| DATASET EXCERPTS |
━━━━━━

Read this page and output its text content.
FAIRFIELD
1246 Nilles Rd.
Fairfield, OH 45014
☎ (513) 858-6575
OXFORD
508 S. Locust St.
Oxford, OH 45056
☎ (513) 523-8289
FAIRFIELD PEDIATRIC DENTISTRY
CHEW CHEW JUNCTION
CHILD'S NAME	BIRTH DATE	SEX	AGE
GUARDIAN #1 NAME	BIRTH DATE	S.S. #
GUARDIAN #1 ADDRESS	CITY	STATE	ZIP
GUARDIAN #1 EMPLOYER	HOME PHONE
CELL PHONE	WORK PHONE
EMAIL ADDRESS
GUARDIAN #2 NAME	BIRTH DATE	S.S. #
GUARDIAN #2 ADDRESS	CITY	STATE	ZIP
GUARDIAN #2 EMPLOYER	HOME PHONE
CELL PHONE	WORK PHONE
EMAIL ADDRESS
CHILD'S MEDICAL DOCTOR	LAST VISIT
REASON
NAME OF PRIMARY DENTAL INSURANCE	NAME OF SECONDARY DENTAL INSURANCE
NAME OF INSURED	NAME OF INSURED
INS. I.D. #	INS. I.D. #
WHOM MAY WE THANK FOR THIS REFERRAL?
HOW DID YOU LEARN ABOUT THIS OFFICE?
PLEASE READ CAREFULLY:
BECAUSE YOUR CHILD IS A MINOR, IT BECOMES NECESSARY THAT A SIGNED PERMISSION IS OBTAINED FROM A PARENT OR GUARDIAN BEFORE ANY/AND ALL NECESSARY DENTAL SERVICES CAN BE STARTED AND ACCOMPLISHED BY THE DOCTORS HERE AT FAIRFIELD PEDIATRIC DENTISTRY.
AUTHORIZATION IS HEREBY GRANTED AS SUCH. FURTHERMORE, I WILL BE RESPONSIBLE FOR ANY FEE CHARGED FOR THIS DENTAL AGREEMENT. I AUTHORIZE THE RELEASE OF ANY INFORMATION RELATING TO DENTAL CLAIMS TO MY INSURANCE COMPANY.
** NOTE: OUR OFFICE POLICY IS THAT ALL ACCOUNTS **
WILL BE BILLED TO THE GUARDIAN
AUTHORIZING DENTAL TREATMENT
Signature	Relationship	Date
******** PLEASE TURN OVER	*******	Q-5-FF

━━━━━━

| EXERCISE INSTRUCTIONS |
Exactly reproduce every line of the data above.

| THE RESULT |
Read this page and output its text content.
FAIRFIELD
1246 Nilles Rd.
Fairfield, OH 45014
☎ (513) 858-6575
OXFORD
508 S. Locust St.
Oxford, OH 45056
☎ (513) 523-8289
FAIRFIELD PEDIATRIC DENTISTRY
CHEW CHEW JUNCTION
CHILD'S NAME	BIRTH DATE	SEX	AGE
GUARDIAN #1 NAME	BIRTH DATE	S.S. #
GUARDIAN #1 ADDRESS	CITY	STATE	ZIP
GUARDIAN #1 EMPLOYER	HOME PHONE
CELL PHONE	WORK PHONE
EMAIL ADDRESS
GUARDIAN #2 NAME	BIRTH DATE	S.S. #
GUARDIAN #2 ADDRESS	CITY	STATE	ZIP
GUARDIAN #2 EMPLOYER	HOME PHONE
CELL PHONE	WORK PHONE
EMAIL ADDRESS
CHILD'S MEDICAL DOCTOR	LAST VISIT
REASON
NAME OF PRIMARY DENTAL INSURANCE	NAME OF SECONDARY DENTAL INSURANCE
NAME OF INSURED	NAME OF INSURED
INS. I.D. #	INS. I.D. #
WHOM MAY WE THANK FOR THIS REFERRAL?
HOW DID YOU LEARN ABOUT THIS OFFICE?
PLEASE READ CAREFULLY:
BECAUSE YOUR CHILD IS A MINOR, IT BECOMES NECESSARY THAT A SIGNED PERMISSION IS OBTAINED FROM A PARENT OR GUARDIAN BEFORE ANY/AND ALL NECESSARY DENTAL SERVICES CAN BE STARTED AND ACCOMPLISHED BY THE DOCTORS HERE AT FAIRFIELD PEDIATRIC DENTISTRY.
AUTHORIZATION IS HEREBY GRANTED AS SUCH. FURTHERMORE, I WILL BE RESPONSIBLE FOR ANY FEE CHARGED FOR THIS DENTAL AGREEMENT. I AUTHORIZE THE RELEASE OF ANY INFORMATION RELATING TO DENTAL CLAIMS TO MY INSURANCE COMPANY.
** NOTE: OUR OFFICE POLICY IS THAT ALL ACCOUNTS **
WILL BE BILLED TO THE GUARDIAN
AUTHORIZING DENTAL TREATMENT
Signature	Relationship	Date
******** PLEASE TURN OVER	*******	Q-5-FF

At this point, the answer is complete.